• **What is required**: Print all entries word for word.

Extracted records

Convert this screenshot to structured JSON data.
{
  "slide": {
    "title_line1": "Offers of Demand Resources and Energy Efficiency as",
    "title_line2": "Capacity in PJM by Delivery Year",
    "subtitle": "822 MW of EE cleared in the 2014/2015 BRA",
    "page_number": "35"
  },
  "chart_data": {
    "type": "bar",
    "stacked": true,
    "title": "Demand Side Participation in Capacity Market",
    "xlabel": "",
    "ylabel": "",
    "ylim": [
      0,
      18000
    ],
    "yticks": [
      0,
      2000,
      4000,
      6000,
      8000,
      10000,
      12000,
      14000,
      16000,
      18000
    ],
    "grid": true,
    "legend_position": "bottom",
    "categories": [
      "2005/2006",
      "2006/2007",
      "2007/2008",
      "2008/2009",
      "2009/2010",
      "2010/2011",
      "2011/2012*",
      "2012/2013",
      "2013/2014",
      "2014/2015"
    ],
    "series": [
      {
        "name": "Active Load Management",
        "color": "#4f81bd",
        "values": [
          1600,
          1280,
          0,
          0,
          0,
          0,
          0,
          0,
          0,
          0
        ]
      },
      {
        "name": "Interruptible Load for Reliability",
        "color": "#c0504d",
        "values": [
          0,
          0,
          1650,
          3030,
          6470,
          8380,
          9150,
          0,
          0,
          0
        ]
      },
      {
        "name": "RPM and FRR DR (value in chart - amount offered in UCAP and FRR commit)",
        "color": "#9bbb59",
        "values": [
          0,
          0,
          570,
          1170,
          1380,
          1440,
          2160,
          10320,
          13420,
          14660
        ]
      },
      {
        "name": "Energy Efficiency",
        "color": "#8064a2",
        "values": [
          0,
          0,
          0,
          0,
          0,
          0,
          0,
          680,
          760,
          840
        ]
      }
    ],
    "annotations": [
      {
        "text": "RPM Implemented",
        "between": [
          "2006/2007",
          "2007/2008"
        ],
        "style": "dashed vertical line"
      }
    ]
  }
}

• **Full answer**:
Convert this screenshot to structured JSON data.
{
  "slide": {
    "title_line1": "Offers of Demand Resources and Energy Efficiency as",
    "title_line2": "Capacity in PJM by Delivery Year",
    "subtitle": "822 MW of EE cleared in the 2014/2015 BRA",
    "page_number": "35"
  },
  "chart_data": {
    "type": "bar",
    "stacked": true,
    "title": "Demand Side Participation in Capacity Market",
    "xlabel": "",
    "ylabel": "",
    "ylim": [
      0,
      18000
    ],
    "yticks": [
      0,
      2000,
      4000,
      6000,
      8000,
      10000,
      12000,
      14000,
      16000,
      18000
    ],
    "grid": true,
    "legend_position": "bottom",
    "categories": [
      "2005/2006",
      "2006/2007",
      "2007/2008",
      "2008/2009",
      "2009/2010",
      "2010/2011",
      "2011/2012*",
      "2012/2013",
      "2013/2014",
      "2014/2015"
    ],
    "series": [
      {
        "name": "Active Load Management",
        "color": "#4f81bd",
        "values": [
          1600,
          1280,
          0,
          0,
          0,
          0,
          0,
          0,
          0,
          0
        ]
      },
      {
        "name": "Interruptible Load for Reliability",
        "color": "#c0504d",
        "values": [
          0,
          0,
          1650,
          3030,
          6470,
          8380,
          9150,
          0,
          0,
          0
        ]
      },
      {
        "name": "RPM and FRR DR (value in chart - amount offered in UCAP and FRR commit)",
        "color": "#9bbb59",
        "values": [
          0,
          0,
          570,
          1170,
          1380,
          1440,
          2160,
          10320,
          13420,
          14660
        ]
      },
      {
        "name": "Energy Efficiency",
        "color": "#8064a2",
        "values": [
          0,
          0,
          0,
          0,
          0,
          0,
          0,
          680,
          760,
          840
        ]
      }
    ],
    "annotations": [
      {
        "text": "RPM Implemented",
        "between": [
          "2006/2007",
          "2007/2008"
        ],
        "style": "dashed vertical line"
      }
    ]
  }
}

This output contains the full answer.